- [INPUT]:
——
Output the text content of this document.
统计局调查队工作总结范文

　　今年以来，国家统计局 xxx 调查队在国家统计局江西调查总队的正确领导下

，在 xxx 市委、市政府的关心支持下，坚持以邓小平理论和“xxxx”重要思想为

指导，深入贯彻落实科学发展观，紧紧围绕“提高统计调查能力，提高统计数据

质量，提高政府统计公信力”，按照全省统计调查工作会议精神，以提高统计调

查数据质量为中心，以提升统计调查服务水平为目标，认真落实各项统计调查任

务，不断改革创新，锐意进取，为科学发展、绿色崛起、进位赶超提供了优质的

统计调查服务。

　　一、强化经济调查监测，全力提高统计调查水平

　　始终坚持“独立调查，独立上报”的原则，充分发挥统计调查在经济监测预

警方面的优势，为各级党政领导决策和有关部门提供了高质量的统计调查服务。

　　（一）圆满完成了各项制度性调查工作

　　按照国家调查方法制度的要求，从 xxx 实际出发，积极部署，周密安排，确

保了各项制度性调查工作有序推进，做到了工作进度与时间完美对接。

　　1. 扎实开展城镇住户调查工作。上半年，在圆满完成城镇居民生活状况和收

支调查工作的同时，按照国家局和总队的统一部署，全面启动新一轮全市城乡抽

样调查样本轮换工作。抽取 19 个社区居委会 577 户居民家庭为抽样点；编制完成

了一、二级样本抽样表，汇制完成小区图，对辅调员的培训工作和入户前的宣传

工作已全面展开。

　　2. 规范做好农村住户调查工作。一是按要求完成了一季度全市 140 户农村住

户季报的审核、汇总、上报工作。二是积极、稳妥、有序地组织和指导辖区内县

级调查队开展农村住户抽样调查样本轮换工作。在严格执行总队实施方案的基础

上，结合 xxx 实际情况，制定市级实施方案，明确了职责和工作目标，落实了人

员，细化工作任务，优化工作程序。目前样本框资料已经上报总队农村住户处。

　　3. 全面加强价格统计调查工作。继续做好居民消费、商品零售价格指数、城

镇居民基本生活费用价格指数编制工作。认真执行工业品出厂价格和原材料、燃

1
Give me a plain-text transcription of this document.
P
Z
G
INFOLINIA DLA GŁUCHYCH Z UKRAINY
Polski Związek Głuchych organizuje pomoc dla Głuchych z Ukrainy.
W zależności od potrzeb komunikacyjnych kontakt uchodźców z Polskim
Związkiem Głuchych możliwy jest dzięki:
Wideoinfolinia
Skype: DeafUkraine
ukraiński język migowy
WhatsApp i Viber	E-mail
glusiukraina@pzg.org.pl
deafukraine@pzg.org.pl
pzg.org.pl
——
- [YOUR INSTRUCTIONS]: Can you give every line above again, exactly as written?

- [SOLVED EXERCISE]:
Output the text content of this document.
统计局调查队工作总结范文

　　今年以来，国家统计局 xxx 调查队在国家统计局江西调查总队的正确领导下

，在 xxx 市委、市政府的关心支持下，坚持以邓小平理论和“xxxx”重要思想为

指导，深入贯彻落实科学发展观，紧紧围绕“提高统计调查能力，提高统计数据

质量，提高政府统计公信力”，按照全省统计调查工作会议精神，以提高统计调

查数据质量为中心，以提升统计调查服务水平为目标，认真落实各项统计调查任

务，不断改革创新，锐意进取，为科学发展、绿色崛起、进位赶超提供了优质的

统计调查服务。

　　一、强化经济调查监测，全力提高统计调查水平

　　始终坚持“独立调查，独立上报”的原则，充分发挥统计调查在经济监测预

警方面的优势，为各级党政领导决策和有关部门提供了高质量的统计调查服务。

　　（一）圆满完成了各项制度性调查工作

　　按照国家调查方法制度的要求，从 xxx 实际出发，积极部署，周密安排，确

保了各项制度性调查工作有序推进，做到了工作进度与时间完美对接。

　　1. 扎实开展城镇住户调查工作。上半年，在圆满完成城镇居民生活状况和收

支调查工作的同时，按照国家局和总队的统一部署，全面启动新一轮全市城乡抽

样调查样本轮换工作。抽取 19 个社区居委会 577 户居民家庭为抽样点；编制完成

了一、二级样本抽样表，汇制完成小区图，对辅调员的培训工作和入户前的宣传

工作已全面展开。

　　2. 规范做好农村住户调查工作。一是按要求完成了一季度全市 140 户农村住

户季报的审核、汇总、上报工作。二是积极、稳妥、有序地组织和指导辖区内县

级调查队开展农村住户抽样调查样本轮换工作。在严格执行总队实施方案的基础

上，结合 xxx 实际情况，制定市级实施方案，明确了职责和工作目标，落实了人

员，细化工作任务，优化工作程序。目前样本框资料已经上报总队农村住户处。

　　3. 全面加强价格统计调查工作。继续做好居民消费、商品零售价格指数、城

镇居民基本生活费用价格指数编制工作。认真执行工业品出厂价格和原材料、燃

1
Give me a plain-text transcription of this document.
P
Z
G
INFOLINIA DLA GŁUCHYCH Z UKRAINY
Polski Związek Głuchych organizuje pomoc dla Głuchych z Ukrainy.
W zależności od potrzeb komunikacyjnych kontakt uchodźców z Polskim
Związkiem Głuchych możliwy jest dzięki:
Wideoinfolinia
Skype: DeafUkraine
ukraiński język migowy
WhatsApp i Viber	E-mail
glusiukraina@pzg.org.pl
deafukraine@pzg.org.pl
pzg.org.pl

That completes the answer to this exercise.